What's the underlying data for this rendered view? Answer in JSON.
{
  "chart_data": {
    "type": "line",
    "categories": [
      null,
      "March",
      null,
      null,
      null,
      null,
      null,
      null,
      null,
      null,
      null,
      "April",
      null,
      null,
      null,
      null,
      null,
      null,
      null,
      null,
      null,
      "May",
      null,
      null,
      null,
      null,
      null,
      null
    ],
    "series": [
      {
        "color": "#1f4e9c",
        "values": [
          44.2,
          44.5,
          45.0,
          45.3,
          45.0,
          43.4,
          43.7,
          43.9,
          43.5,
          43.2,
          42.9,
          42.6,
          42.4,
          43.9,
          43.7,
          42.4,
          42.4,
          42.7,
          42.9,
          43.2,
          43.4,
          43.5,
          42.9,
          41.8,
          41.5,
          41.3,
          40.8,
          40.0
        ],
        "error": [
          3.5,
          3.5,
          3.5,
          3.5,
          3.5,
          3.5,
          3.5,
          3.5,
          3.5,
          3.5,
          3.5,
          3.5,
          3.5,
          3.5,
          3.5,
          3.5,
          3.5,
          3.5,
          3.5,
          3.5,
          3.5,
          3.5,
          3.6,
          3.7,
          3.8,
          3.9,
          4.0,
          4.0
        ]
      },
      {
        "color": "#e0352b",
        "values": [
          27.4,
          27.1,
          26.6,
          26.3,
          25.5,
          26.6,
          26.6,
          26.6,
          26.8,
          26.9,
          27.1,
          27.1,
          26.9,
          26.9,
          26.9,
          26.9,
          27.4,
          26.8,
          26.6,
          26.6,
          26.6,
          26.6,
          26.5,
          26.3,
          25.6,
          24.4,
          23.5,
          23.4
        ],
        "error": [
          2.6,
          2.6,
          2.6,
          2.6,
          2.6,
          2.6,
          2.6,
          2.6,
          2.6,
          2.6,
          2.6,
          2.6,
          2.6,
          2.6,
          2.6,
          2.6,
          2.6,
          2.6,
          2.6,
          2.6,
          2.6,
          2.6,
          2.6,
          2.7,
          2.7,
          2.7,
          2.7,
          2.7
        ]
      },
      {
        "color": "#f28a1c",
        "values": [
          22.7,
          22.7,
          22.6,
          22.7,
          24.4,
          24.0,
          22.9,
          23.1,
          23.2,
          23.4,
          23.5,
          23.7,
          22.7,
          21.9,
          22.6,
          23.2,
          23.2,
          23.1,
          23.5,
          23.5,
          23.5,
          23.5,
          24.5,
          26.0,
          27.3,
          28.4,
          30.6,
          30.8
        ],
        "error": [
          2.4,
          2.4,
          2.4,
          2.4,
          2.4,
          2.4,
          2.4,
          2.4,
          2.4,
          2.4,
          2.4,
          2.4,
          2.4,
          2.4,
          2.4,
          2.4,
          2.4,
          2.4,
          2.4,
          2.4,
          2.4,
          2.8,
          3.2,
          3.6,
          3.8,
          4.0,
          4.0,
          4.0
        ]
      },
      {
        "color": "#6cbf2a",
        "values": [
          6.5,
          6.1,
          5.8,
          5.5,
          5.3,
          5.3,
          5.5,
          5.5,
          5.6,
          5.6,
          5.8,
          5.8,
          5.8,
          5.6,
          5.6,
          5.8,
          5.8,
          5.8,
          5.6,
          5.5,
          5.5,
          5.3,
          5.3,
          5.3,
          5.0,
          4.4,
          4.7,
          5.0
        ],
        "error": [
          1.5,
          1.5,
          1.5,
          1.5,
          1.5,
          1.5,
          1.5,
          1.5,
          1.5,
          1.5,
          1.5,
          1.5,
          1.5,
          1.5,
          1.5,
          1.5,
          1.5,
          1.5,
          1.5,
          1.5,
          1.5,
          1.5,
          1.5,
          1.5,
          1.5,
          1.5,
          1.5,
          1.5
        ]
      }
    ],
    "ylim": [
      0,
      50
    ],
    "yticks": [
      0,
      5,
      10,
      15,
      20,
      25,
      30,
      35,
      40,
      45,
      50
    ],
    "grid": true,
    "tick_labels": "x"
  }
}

* Problem details: Your task is to reproduce all of the records exactly.

* Task answer:
What's the underlying data for this rendered view? Answer in JSON.
{
  "chart_data": {
    "type": "line",
    "categories": [
      null,
      "March",
      null,
      null,
      null,
      null,
      null,
      null,
      null,
      null,
      null,
      "April",
      null,
      null,
      null,
      null,
      null,
      null,
      null,
      null,
      null,
      "May",
      null,
      null,
      null,
      null,
      null,
      null
    ],
    "series": [
      {
        "color": "#1f4e9c",
        "values": [
          44.2,
          44.5,
          45.0,
          45.3,
          45.0,
          43.4,
          43.7,
          43.9,
          43.5,
          43.2,
          42.9,
          42.6,
          42.4,
          43.9,
          43.7,
          42.4,
          42.4,
          42.7,
          42.9,
          43.2,
          43.4,
          43.5,
          42.9,
          41.8,
          41.5,
          41.3,
          40.8,
          40.0
        ],
        "error": [
          3.5,
          3.5,
          3.5,
          3.5,
          3.5,
          3.5,
          3.5,
          3.5,
          3.5,
          3.5,
          3.5,
          3.5,
          3.5,
          3.5,
          3.5,
          3.5,
          3.5,
          3.5,
          3.5,
          3.5,
          3.5,
          3.5,
          3.6,
          3.7,
          3.8,
          3.9,
          4.0,
          4.0
        ]
      },
      {
        "color": "#e0352b",
        "values": [
          27.4,
          27.1,
          26.6,
          26.3,
          25.5,
          26.6,
          26.6,
          26.6,
          26.8,
          26.9,
          27.1,
          27.1,
          26.9,
          26.9,
          26.9,
          26.9,
          27.4,
          26.8,
          26.6,
          26.6,
          26.6,
          26.6,
          26.5,
          26.3,
          25.6,
          24.4,
          23.5,
          23.4
        ],
        "error": [
          2.6,
          2.6,
          2.6,
          2.6,
          2.6,
          2.6,
          2.6,
          2.6,
          2.6,
          2.6,
          2.6,
          2.6,
          2.6,
          2.6,
          2.6,
          2.6,
          2.6,
          2.6,
          2.6,
          2.6,
          2.6,
          2.6,
          2.6,
          2.7,
          2.7,
          2.7,
          2.7,
          2.7
        ]
      },
      {
        "color": "#f28a1c",
        "values": [
          22.7,
          22.7,
          22.6,
          22.7,
          24.4,
          24.0,
          22.9,
          23.1,
          23.2,
          23.4,
          23.5,
          23.7,
          22.7,
          21.9,
          22.6,
          23.2,
          23.2,
          23.1,
          23.5,
          23.5,
          23.5,
          23.5,
          24.5,
          26.0,
          27.3,
          28.4,
          30.6,
          30.8
        ],
        "error": [
          2.4,
          2.4,
          2.4,
          2.4,
          2.4,
          2.4,
          2.4,
          2.4,
          2.4,
          2.4,
          2.4,
          2.4,
          2.4,
          2.4,
          2.4,
          2.4,
          2.4,
          2.4,
          2.4,
          2.4,
          2.4,
          2.8,
          3.2,
          3.6,
          3.8,
          4.0,
          4.0,
          4.0
        ]
      },
      {
        "color": "#6cbf2a",
        "values": [
          6.5,
          6.1,
          5.8,
          5.5,
          5.3,
          5.3,
          5.5,
          5.5,
          5.6,
          5.6,
          5.8,
          5.8,
          5.8,
          5.6,
          5.6,
          5.8,
          5.8,
          5.8,
          5.6,
          5.5,
          5.5,
          5.3,
          5.3,
          5.3,
          5.0,
          4.4,
          4.7,
          5.0
        ],
        "error": [
          1.5,
          1.5,
          1.5,
          1.5,
          1.5,
          1.5,
          1.5,
          1.5,
          1.5,
          1.5,
          1.5,
          1.5,
          1.5,
          1.5,
          1.5,
          1.5,
          1.5,
          1.5,
          1.5,
          1.5,
          1.5,
          1.5,
          1.5,
          1.5,
          1.5,
          1.5,
          1.5,
          1.5
        ]
      }
    ],
    "ylim": [
      0,
      50
    ],
    "yticks": [
      0,
      5,
      10,
      15,
      20,
      25,
      30,
      35,
      40,
      45,
      50
    ],
    "grid": true,
    "tick_labels": "x"
  }
}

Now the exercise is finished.